START

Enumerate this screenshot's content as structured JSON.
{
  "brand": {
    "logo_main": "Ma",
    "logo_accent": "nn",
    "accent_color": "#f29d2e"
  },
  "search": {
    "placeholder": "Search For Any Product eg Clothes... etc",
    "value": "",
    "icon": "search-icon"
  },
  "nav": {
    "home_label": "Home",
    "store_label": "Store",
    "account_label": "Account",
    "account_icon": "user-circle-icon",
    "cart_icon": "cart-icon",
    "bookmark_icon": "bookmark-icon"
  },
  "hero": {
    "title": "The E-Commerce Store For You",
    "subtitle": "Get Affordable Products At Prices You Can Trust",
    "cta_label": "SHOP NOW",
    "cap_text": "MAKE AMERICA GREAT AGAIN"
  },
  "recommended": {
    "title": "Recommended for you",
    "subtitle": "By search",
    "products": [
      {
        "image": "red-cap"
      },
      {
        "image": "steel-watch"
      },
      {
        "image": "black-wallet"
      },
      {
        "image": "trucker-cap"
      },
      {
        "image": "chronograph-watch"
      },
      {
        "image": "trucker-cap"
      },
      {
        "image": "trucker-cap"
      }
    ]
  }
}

END
START

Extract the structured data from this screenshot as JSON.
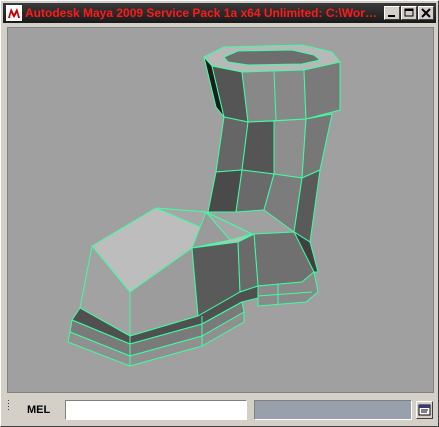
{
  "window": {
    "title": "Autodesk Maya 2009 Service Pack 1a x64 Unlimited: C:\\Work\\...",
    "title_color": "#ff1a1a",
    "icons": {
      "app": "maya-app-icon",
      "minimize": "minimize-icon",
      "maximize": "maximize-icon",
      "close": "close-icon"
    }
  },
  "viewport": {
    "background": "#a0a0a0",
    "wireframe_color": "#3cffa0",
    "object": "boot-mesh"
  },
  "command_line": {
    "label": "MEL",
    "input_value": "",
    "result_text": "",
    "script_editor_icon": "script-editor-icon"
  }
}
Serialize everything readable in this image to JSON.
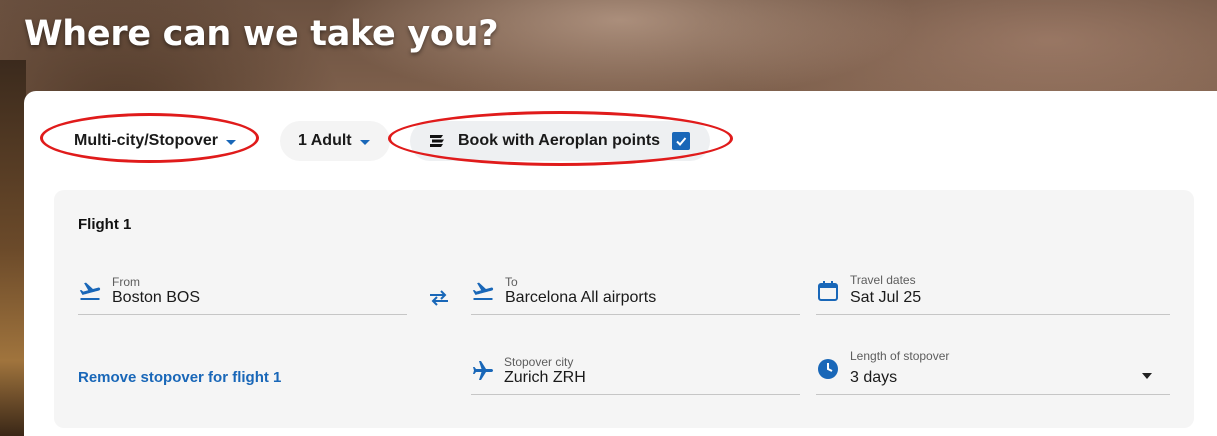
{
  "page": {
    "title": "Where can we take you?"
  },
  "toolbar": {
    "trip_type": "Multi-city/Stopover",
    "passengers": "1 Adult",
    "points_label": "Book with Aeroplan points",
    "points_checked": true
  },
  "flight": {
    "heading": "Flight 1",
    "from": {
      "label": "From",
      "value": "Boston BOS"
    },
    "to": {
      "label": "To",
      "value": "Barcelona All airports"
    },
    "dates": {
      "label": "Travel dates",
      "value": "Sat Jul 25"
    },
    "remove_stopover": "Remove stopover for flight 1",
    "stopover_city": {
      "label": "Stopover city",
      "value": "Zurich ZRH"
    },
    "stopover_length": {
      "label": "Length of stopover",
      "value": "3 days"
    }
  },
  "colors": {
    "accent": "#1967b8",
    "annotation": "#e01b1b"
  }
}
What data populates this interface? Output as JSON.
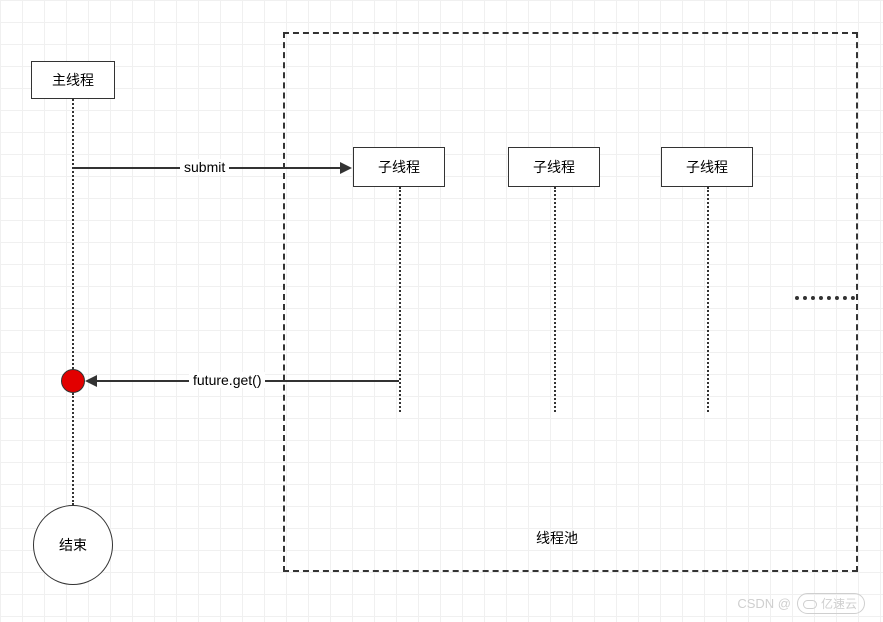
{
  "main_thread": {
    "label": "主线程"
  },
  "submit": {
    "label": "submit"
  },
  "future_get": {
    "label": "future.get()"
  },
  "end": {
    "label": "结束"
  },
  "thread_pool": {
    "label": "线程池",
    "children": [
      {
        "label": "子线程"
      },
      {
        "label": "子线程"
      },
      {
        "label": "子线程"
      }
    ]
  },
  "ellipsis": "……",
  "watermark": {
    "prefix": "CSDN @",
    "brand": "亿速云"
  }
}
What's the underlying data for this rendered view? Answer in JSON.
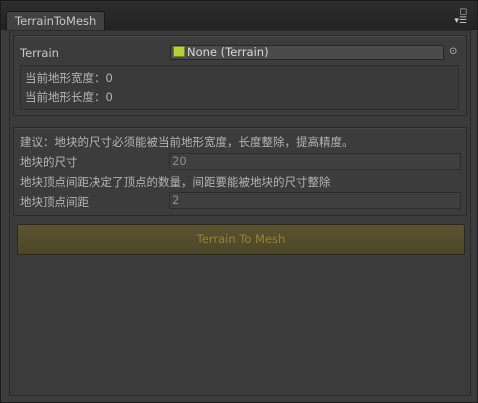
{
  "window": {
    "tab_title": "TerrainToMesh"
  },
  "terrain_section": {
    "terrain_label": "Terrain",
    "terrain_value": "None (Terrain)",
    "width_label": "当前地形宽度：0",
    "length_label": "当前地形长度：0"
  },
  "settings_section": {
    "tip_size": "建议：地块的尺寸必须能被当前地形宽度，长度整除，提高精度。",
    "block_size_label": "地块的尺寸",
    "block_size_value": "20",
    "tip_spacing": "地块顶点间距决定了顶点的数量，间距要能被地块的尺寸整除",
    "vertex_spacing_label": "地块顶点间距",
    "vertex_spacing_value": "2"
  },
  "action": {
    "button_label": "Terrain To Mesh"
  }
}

END

Go through the records. Copy each line where "data" appears.

Extract the structured data from this screenshot as JSON.
What data populates this interface? Output as JSON.
What's the underlying data for this rendered view? Answer in JSON.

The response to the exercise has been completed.